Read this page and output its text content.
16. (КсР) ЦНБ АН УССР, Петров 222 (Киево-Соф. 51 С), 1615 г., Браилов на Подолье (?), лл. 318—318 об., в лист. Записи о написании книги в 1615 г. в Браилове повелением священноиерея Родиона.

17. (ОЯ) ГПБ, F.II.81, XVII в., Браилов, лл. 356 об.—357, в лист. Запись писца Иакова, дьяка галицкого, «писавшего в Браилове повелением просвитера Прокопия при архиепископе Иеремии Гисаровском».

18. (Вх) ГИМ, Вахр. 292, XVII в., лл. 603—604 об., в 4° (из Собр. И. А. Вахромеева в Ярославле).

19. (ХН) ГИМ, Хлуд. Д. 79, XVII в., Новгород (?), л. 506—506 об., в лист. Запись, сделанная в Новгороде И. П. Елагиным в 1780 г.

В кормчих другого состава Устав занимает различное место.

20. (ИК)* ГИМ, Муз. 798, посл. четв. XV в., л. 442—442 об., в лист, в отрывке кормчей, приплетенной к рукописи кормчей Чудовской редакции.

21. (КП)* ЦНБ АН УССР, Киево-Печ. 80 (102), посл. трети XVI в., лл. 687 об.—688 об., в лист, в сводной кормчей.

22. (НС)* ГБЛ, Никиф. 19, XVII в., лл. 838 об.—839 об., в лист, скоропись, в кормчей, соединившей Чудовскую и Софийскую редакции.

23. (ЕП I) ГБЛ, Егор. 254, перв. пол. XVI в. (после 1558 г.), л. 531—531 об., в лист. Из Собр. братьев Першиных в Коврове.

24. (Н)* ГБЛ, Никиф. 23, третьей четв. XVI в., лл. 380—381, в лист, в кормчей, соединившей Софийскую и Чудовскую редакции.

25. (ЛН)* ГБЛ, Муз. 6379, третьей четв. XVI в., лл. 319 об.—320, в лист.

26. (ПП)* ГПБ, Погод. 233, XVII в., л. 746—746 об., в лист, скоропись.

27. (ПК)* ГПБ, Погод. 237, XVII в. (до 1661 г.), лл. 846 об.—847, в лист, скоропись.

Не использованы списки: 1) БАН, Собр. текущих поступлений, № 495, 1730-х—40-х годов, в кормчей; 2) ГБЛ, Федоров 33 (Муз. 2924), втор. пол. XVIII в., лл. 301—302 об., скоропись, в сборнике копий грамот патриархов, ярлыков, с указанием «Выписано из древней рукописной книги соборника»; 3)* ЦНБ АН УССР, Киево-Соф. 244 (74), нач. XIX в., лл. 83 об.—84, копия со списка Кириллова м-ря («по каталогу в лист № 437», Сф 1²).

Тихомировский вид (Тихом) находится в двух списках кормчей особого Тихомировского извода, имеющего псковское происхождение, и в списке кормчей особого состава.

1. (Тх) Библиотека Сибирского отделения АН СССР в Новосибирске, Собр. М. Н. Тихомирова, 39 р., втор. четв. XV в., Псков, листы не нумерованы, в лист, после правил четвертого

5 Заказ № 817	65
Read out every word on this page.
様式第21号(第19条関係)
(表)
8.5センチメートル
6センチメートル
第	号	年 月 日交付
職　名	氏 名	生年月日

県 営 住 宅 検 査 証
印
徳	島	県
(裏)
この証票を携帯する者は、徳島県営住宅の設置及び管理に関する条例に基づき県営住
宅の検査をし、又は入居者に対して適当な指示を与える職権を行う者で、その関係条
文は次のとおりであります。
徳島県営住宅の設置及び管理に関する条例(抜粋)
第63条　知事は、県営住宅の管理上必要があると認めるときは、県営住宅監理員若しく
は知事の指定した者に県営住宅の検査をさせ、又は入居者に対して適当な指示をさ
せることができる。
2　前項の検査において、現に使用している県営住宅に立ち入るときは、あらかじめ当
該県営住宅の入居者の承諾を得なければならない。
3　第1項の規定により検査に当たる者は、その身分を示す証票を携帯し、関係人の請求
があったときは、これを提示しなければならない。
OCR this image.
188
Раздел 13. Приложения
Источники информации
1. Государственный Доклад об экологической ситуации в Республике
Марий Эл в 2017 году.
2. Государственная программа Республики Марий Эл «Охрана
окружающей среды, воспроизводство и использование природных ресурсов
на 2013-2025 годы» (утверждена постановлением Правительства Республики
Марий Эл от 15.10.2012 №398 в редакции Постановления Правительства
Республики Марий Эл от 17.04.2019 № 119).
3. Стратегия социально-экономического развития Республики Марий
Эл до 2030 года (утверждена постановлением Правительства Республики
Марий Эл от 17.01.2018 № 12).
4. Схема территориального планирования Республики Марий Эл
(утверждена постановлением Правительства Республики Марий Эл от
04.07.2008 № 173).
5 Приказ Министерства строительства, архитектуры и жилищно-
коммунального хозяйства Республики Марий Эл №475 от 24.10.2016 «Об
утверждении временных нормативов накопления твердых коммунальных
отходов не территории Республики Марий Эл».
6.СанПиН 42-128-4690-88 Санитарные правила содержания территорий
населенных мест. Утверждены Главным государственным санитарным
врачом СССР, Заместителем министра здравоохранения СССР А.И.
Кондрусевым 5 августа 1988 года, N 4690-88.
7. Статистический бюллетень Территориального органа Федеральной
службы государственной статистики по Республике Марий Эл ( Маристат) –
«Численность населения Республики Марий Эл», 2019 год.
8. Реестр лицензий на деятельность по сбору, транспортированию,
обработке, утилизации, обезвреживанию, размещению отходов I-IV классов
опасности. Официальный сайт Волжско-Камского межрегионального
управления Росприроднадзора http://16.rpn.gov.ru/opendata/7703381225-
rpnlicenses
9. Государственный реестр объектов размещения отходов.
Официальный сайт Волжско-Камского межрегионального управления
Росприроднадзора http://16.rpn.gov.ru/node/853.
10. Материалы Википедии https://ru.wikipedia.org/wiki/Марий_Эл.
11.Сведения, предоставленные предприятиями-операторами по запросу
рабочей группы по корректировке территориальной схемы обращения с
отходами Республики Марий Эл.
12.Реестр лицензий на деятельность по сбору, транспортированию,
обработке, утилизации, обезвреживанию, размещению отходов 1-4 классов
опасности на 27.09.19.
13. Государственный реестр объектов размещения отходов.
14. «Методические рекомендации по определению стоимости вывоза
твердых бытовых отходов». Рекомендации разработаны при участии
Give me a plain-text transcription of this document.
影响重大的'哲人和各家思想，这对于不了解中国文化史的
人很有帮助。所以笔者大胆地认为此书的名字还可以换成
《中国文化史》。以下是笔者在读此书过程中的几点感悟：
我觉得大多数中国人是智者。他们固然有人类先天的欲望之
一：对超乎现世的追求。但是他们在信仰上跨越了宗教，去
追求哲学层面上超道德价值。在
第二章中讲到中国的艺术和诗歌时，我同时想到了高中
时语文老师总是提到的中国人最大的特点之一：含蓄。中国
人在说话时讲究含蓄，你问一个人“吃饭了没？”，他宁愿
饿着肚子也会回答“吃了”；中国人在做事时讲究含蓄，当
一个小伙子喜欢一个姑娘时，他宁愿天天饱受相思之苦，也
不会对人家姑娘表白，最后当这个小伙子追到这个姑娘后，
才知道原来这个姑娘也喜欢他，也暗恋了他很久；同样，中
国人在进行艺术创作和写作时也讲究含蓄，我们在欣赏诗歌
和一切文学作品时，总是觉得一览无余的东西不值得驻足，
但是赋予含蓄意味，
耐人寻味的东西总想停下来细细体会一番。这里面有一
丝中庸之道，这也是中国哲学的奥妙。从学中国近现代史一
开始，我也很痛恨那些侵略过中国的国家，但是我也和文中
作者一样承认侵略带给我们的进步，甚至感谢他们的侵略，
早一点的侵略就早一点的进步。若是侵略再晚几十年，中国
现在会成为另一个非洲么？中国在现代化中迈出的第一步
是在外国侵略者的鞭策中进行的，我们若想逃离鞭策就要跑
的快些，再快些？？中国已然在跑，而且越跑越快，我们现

════

> **Exercise aim**: Reproduce exactly the lines from the one containing "Give me a plain-text" through the last line of the records above, including both, and nothing else.

> **Answer to the task**:
Give me a plain-text transcription of this document.
影响重大的'哲人和各家思想，这对于不了解中国文化史的
人很有帮助。所以笔者大胆地认为此书的名字还可以换成
《中国文化史》。以下是笔者在读此书过程中的几点感悟：
我觉得大多数中国人是智者。他们固然有人类先天的欲望之
一：对超乎现世的追求。但是他们在信仰上跨越了宗教，去
追求哲学层面上超道德价值。在
第二章中讲到中国的艺术和诗歌时，我同时想到了高中
时语文老师总是提到的中国人最大的特点之一：含蓄。中国
人在说话时讲究含蓄，你问一个人“吃饭了没？”，他宁愿
饿着肚子也会回答“吃了”；中国人在做事时讲究含蓄，当
一个小伙子喜欢一个姑娘时，他宁愿天天饱受相思之苦，也
不会对人家姑娘表白，最后当这个小伙子追到这个姑娘后，
才知道原来这个姑娘也喜欢他，也暗恋了他很久；同样，中
国人在进行艺术创作和写作时也讲究含蓄，我们在欣赏诗歌
和一切文学作品时，总是觉得一览无余的东西不值得驻足，
但是赋予含蓄意味，
耐人寻味的东西总想停下来细细体会一番。这里面有一
丝中庸之道，这也是中国哲学的奥妙。从学中国近现代史一
开始，我也很痛恨那些侵略过中国的国家，但是我也和文中
作者一样承认侵略带给我们的进步，甚至感谢他们的侵略，
早一点的侵略就早一点的进步。若是侵略再晚几十年，中国
现在会成为另一个非洲么？中国在现代化中迈出的第一步
是在外国侵略者的鞭策中进行的，我们若想逃离鞭策就要跑
的快些，再快些？？中国已然在跑，而且越跑越快，我们现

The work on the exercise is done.